**Exercise directions**
From the listing below, pull each line that includes "epibatidine".

**Listing**
□ □ □

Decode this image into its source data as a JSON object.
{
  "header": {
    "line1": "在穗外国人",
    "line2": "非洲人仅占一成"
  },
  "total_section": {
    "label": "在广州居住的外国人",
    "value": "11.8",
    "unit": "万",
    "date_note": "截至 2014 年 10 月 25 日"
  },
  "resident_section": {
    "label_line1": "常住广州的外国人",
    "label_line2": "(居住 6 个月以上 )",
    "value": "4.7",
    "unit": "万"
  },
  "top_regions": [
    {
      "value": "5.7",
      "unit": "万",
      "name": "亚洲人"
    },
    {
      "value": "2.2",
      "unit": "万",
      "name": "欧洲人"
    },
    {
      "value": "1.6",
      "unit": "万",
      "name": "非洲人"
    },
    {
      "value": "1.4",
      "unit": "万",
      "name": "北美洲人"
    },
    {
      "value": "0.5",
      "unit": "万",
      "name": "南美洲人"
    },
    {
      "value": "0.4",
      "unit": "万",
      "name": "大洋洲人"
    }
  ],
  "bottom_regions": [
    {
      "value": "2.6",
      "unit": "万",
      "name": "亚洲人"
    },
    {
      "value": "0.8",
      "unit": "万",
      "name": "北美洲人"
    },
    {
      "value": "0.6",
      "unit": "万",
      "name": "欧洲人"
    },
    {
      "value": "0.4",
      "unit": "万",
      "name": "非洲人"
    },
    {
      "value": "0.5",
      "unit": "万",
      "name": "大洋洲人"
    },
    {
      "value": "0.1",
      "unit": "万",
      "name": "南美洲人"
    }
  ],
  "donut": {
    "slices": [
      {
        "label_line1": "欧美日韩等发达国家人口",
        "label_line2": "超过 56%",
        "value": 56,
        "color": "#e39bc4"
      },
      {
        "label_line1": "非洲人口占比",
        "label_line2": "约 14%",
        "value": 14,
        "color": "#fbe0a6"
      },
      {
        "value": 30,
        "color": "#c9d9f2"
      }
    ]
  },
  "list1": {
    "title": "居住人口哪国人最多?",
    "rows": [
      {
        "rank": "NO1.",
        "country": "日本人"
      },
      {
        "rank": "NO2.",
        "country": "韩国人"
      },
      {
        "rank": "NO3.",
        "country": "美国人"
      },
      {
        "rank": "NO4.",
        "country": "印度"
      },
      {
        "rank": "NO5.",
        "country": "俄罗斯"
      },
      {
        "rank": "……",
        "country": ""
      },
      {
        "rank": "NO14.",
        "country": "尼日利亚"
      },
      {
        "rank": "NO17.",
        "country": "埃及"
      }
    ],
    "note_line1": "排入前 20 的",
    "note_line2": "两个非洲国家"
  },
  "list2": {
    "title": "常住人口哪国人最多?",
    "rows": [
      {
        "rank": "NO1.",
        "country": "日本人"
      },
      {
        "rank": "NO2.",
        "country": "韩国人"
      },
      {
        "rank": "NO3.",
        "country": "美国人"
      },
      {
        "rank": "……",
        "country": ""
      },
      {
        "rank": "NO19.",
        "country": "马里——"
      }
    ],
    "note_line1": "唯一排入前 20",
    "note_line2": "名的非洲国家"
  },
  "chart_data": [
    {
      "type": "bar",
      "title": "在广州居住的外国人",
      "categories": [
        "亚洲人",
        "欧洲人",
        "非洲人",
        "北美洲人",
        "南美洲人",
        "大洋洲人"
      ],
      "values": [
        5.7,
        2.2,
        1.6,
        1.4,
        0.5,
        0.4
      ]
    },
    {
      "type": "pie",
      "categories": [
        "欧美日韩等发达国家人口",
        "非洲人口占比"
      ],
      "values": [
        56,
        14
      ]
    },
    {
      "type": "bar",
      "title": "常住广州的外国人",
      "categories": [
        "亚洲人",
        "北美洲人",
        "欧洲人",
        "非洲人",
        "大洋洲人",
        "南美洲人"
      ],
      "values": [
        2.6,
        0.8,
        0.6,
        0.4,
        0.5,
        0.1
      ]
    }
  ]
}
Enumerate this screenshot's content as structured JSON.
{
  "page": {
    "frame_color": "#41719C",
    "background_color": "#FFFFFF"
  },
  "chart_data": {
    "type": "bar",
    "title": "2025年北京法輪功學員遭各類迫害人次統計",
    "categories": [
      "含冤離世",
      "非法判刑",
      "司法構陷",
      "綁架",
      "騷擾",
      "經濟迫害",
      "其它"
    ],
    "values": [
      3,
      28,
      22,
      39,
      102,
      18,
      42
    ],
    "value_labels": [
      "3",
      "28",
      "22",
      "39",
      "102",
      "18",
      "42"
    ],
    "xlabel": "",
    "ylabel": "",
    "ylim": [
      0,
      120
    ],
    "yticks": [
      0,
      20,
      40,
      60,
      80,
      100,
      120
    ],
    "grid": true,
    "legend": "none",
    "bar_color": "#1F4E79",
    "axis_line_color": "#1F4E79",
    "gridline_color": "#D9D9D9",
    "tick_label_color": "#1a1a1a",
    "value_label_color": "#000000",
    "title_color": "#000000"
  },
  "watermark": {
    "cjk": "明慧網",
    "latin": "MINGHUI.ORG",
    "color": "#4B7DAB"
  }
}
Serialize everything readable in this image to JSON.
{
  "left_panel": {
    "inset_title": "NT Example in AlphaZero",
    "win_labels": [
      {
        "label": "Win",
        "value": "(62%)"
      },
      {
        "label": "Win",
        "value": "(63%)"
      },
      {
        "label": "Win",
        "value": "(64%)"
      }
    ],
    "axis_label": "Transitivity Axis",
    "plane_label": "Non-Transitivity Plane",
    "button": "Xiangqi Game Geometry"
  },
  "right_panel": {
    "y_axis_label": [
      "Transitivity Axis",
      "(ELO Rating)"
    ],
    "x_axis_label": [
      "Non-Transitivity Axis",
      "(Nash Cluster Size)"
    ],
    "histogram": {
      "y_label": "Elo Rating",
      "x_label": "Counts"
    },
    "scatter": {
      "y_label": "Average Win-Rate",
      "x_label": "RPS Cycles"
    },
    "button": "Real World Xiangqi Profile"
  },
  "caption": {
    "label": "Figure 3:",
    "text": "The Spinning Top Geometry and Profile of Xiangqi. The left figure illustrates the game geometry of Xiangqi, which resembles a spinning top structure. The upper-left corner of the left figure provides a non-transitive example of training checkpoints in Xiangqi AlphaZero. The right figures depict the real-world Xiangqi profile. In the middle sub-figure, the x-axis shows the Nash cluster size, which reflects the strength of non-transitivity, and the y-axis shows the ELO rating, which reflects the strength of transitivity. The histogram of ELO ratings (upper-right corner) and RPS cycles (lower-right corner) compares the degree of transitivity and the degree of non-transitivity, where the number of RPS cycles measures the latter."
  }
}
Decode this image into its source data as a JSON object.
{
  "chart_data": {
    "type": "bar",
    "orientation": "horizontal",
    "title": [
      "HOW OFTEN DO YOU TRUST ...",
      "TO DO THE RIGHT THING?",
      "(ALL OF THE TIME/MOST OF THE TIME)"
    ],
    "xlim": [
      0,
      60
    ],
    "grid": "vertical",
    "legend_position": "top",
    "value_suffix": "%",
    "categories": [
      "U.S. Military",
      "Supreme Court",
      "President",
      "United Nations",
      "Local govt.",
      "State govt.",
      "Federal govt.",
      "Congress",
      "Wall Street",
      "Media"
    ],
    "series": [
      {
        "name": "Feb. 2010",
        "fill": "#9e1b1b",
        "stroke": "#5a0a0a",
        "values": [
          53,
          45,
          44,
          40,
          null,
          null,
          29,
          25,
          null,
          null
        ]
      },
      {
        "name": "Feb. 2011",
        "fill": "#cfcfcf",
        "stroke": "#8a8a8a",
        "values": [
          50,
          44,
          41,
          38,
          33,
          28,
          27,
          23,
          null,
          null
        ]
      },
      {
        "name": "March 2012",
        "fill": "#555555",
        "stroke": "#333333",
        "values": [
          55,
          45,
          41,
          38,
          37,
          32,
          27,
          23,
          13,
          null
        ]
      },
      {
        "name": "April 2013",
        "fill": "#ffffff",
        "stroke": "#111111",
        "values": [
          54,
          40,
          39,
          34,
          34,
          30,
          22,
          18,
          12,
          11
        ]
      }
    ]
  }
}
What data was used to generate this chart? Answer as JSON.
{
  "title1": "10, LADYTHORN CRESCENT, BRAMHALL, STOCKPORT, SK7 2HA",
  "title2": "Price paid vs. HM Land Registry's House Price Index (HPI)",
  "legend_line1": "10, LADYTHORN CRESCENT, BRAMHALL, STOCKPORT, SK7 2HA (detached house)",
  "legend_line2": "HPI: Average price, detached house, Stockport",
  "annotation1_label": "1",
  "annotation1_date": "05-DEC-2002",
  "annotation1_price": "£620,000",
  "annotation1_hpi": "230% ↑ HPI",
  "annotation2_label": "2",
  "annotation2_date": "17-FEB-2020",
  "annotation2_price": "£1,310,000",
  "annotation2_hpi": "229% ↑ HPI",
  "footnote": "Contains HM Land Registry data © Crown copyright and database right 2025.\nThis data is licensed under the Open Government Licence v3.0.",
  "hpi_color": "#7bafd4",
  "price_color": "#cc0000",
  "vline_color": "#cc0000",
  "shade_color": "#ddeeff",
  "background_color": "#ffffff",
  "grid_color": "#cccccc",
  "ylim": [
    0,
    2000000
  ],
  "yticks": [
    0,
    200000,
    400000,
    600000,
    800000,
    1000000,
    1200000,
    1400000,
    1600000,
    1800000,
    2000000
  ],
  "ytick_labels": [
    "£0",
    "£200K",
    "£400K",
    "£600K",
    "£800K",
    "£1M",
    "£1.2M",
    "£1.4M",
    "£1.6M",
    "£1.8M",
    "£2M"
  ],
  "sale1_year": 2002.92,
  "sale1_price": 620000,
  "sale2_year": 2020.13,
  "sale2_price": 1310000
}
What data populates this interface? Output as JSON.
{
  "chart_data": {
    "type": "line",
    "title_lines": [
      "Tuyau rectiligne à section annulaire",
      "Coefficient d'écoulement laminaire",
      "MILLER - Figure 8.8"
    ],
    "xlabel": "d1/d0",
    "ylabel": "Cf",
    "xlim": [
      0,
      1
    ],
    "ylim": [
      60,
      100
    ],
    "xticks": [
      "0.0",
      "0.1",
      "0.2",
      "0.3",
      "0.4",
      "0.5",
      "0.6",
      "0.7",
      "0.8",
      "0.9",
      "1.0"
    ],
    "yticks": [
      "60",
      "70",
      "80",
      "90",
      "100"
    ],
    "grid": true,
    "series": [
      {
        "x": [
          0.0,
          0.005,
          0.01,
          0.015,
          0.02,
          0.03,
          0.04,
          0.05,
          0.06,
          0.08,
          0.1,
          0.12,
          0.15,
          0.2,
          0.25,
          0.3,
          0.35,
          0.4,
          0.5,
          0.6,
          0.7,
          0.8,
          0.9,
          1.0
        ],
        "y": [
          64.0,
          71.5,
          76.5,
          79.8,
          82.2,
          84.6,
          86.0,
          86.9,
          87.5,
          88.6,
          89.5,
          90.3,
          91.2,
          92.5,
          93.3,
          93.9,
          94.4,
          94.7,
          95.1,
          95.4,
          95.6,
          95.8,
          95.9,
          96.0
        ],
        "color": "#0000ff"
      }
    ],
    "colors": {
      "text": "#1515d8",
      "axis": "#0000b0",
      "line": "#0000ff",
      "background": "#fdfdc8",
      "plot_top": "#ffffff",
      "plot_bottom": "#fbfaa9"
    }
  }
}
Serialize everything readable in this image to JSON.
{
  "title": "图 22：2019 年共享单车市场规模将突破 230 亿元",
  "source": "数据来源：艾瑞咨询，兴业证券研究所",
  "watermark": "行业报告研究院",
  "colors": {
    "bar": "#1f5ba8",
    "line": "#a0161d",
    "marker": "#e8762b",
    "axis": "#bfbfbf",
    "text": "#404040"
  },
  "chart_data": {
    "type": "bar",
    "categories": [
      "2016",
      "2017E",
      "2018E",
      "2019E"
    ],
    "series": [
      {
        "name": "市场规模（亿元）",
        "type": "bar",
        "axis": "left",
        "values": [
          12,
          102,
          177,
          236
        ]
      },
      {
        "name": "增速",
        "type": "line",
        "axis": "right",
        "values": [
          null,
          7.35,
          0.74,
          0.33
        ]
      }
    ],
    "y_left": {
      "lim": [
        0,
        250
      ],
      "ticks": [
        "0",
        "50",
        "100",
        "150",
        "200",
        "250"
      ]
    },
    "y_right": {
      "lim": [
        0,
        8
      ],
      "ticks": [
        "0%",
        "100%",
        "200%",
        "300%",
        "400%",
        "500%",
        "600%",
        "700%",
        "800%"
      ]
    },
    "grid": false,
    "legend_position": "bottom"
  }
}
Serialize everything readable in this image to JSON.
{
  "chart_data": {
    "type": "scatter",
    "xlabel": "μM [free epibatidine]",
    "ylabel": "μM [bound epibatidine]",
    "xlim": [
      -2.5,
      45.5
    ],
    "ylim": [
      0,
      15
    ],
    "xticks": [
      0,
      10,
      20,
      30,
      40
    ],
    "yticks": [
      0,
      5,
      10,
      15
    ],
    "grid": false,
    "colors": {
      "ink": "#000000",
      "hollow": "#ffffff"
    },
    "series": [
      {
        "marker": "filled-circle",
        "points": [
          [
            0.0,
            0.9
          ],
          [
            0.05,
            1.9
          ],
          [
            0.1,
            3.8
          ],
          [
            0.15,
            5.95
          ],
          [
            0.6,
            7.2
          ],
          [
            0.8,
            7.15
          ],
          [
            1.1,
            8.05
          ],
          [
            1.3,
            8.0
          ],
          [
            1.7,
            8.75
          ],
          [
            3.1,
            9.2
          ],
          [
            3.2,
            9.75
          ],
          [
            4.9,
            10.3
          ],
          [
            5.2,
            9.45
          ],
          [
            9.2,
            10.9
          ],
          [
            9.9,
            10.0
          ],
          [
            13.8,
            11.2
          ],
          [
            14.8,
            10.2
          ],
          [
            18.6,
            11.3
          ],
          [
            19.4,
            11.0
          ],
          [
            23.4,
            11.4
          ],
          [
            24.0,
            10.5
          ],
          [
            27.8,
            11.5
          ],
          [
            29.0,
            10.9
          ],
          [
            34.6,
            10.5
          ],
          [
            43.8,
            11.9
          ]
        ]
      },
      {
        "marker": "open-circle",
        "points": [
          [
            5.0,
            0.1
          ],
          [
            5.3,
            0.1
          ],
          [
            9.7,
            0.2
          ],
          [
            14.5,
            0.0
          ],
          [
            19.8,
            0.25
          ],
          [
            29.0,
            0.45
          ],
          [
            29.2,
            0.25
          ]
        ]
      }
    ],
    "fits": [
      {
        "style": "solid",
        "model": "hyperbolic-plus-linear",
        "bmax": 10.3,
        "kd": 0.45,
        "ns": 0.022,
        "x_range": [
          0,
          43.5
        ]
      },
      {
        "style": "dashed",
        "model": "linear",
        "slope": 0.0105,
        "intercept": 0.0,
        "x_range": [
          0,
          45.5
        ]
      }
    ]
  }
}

□ □ □

**Solved exercise**
    "xlabel": "μM [free epibatidine]",
    "ylabel": "μM [bound epibatidine]",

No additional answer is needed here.